▸ **Data tied to figure images**
[Start of section]
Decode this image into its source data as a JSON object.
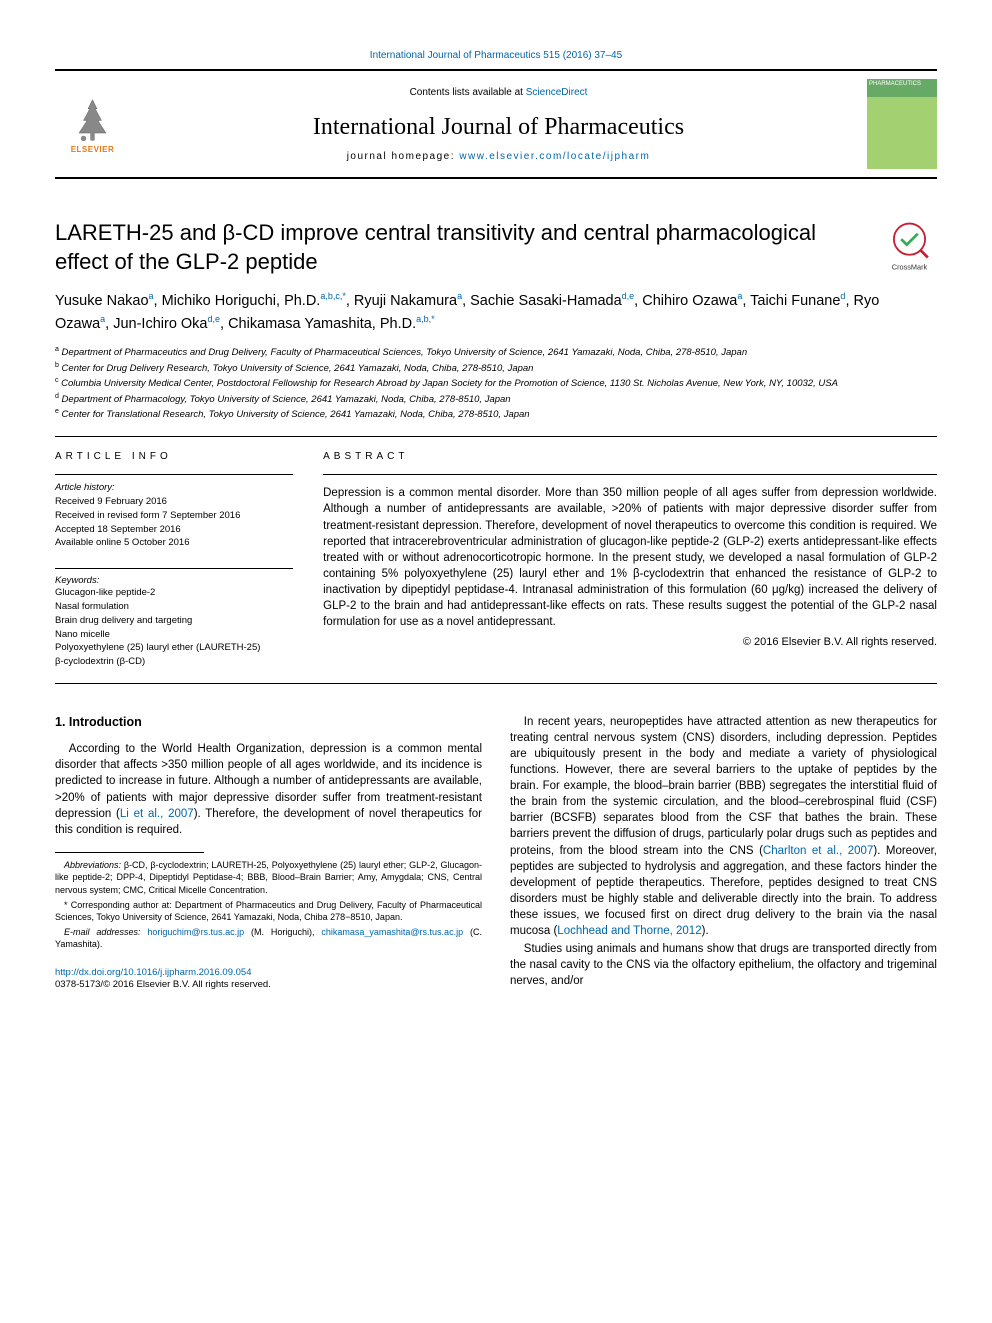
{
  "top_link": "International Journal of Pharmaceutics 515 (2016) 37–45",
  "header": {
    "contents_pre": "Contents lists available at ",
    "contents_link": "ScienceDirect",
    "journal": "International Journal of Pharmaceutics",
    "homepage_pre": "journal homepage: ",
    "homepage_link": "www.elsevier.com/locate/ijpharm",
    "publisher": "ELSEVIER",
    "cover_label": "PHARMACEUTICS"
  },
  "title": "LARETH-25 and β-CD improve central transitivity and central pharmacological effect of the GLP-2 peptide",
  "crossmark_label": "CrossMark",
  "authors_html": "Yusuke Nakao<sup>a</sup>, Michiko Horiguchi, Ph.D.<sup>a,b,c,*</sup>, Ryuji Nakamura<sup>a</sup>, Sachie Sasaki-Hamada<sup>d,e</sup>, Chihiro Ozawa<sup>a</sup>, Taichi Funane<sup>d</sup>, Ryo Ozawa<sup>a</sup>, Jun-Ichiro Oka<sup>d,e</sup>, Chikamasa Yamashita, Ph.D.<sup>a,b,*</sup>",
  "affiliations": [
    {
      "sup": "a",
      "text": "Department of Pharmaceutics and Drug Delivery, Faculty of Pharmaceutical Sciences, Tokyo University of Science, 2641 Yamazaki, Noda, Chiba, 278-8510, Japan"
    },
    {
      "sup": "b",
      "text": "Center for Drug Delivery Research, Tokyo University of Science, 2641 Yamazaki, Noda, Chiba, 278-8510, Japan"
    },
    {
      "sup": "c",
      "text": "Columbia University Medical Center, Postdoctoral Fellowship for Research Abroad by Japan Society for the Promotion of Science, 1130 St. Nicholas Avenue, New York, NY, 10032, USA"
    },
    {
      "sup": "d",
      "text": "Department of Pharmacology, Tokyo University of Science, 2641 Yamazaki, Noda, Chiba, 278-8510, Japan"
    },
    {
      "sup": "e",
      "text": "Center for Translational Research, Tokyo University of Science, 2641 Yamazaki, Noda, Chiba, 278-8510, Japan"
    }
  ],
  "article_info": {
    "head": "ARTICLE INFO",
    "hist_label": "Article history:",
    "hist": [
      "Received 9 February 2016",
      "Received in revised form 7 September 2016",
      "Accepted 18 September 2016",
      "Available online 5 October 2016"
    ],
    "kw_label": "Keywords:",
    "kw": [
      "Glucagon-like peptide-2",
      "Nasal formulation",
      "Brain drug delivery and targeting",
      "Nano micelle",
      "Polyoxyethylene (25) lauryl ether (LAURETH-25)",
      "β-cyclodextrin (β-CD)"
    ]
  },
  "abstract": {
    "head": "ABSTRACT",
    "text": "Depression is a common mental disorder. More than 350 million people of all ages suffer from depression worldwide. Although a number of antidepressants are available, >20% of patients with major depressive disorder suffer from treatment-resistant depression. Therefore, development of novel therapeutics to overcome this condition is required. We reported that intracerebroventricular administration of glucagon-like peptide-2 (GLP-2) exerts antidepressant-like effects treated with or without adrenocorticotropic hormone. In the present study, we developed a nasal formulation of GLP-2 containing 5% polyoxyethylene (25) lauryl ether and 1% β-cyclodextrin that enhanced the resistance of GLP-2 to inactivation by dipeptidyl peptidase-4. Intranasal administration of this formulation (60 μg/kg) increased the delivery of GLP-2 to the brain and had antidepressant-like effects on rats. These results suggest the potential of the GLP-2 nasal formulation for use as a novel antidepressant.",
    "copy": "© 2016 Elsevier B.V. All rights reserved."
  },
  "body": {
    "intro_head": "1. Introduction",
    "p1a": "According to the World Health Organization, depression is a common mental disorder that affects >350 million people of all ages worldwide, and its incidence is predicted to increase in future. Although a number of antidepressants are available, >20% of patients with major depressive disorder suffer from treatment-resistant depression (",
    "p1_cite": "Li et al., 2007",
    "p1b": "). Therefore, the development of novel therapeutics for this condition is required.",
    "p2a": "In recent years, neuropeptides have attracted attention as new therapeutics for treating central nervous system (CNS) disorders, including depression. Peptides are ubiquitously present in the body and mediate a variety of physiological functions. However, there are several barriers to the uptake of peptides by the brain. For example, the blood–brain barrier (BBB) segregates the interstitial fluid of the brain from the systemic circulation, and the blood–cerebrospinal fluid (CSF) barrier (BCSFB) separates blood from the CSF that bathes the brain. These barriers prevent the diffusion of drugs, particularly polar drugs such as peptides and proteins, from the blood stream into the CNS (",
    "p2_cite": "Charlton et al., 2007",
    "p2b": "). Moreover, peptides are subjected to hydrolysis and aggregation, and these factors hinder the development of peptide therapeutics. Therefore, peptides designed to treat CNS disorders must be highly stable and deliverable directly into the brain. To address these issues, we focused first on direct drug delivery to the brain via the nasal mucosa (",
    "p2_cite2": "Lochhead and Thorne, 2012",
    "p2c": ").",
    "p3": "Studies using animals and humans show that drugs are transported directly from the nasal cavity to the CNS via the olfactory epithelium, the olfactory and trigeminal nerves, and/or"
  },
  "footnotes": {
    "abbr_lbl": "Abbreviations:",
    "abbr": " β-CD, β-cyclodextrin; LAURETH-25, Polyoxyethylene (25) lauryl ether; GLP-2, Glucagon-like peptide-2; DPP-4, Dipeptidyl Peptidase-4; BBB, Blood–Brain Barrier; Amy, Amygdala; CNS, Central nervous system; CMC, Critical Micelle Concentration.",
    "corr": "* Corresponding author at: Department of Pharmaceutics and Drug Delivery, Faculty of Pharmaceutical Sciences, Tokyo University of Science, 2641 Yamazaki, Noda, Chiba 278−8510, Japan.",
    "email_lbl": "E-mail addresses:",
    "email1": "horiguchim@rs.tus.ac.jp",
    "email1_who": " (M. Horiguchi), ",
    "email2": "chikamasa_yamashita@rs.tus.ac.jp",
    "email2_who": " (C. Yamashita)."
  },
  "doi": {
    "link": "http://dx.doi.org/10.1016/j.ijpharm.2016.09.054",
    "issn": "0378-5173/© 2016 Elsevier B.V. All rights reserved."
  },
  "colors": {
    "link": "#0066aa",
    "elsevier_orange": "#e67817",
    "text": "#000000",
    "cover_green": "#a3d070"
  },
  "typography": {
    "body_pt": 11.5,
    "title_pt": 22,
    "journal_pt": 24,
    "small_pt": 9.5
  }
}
[End of section]
[Start of section]
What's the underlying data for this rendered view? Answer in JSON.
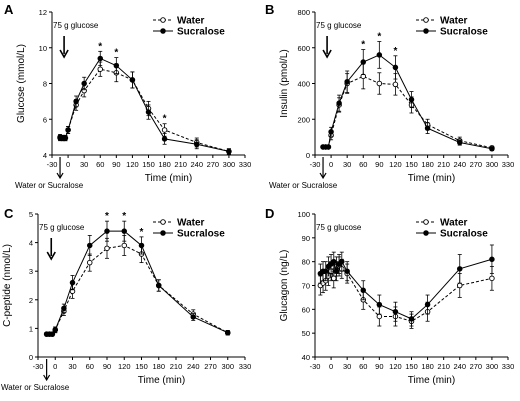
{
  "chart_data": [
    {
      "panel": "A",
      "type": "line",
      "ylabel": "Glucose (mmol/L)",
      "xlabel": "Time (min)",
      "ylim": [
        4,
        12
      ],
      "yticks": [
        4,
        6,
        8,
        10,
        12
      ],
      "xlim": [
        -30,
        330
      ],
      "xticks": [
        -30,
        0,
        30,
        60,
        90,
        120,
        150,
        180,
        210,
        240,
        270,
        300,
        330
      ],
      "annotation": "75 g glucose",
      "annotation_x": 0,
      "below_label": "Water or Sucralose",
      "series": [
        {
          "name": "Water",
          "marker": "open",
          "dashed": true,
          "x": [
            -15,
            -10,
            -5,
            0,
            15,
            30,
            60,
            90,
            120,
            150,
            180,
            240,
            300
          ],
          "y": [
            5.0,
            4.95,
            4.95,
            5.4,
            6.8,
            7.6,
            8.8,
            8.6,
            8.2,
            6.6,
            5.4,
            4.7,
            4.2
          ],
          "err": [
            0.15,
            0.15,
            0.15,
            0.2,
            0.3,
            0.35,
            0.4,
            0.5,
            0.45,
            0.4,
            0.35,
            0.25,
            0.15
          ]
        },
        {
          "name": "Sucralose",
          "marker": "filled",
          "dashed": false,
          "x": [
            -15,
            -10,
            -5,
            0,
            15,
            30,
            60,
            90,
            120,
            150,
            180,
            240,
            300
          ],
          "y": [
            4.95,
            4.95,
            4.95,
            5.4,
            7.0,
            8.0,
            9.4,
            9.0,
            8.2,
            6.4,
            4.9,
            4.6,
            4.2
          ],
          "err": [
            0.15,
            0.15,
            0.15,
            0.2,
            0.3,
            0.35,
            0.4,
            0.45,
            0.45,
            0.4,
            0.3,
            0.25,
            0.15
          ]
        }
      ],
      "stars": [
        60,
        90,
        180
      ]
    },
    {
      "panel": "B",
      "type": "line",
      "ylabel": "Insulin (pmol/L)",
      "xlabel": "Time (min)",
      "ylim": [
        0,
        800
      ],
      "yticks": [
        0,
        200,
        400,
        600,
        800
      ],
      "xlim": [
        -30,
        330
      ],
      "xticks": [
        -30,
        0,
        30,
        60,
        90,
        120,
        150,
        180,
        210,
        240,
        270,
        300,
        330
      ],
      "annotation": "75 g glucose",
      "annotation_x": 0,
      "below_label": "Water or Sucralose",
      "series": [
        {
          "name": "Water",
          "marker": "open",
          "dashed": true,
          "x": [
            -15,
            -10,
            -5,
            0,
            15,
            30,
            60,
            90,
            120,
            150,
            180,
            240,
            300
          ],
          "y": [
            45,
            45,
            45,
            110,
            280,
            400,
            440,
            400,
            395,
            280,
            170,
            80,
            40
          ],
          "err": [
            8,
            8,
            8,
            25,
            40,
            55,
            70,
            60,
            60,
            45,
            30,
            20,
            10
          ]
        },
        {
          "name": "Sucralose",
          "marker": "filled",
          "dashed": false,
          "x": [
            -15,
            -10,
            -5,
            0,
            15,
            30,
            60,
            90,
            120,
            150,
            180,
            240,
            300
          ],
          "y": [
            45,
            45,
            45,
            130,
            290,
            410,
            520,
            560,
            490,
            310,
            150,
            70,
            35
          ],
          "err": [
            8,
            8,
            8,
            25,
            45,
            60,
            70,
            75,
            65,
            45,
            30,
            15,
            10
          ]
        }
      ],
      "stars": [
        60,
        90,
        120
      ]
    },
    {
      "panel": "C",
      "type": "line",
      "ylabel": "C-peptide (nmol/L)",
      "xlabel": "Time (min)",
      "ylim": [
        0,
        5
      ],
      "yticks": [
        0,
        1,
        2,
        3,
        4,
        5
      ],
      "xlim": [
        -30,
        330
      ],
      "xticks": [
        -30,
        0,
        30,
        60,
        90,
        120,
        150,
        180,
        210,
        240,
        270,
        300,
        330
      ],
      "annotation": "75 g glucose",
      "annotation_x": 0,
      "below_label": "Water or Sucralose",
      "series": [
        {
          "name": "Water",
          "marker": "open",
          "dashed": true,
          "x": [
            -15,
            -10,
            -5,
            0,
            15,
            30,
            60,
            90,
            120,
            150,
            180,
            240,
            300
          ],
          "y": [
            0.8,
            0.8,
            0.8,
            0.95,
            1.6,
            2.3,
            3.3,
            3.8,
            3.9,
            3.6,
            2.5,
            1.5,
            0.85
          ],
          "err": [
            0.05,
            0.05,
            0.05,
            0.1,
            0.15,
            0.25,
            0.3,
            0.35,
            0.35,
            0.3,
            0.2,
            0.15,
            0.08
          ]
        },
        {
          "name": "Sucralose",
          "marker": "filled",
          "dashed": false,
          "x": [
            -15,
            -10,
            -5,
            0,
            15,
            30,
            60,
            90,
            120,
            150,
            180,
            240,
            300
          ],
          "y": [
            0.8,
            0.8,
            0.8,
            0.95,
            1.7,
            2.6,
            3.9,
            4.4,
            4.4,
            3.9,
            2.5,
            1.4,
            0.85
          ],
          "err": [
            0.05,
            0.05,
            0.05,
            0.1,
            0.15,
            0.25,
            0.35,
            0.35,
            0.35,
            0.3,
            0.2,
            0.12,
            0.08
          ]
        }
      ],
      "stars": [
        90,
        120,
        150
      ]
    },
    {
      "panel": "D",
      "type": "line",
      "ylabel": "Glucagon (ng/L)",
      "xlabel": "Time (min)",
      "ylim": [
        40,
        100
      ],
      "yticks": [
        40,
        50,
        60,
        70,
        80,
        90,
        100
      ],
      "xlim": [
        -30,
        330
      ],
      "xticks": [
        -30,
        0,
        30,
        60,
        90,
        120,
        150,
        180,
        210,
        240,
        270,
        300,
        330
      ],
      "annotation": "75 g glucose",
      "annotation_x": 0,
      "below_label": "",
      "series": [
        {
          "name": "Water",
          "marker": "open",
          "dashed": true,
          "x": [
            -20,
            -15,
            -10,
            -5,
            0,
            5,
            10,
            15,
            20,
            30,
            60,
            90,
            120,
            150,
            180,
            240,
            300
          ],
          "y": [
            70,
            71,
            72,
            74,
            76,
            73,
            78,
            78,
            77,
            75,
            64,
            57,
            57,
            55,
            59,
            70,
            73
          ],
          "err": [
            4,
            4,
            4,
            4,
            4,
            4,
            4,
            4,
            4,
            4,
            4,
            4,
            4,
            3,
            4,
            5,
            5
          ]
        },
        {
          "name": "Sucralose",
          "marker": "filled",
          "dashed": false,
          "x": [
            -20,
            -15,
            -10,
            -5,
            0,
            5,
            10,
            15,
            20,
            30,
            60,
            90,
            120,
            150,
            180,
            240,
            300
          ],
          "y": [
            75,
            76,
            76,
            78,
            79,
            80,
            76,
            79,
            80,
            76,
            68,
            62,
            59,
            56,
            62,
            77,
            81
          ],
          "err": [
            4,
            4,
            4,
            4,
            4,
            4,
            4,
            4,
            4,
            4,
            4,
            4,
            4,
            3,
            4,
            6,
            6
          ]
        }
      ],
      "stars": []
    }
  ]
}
[End of section]
▸ **WORK TASK**
State how many lines in the entries hold "this", please, with no other words.

▸ **ANSWER BOX**
4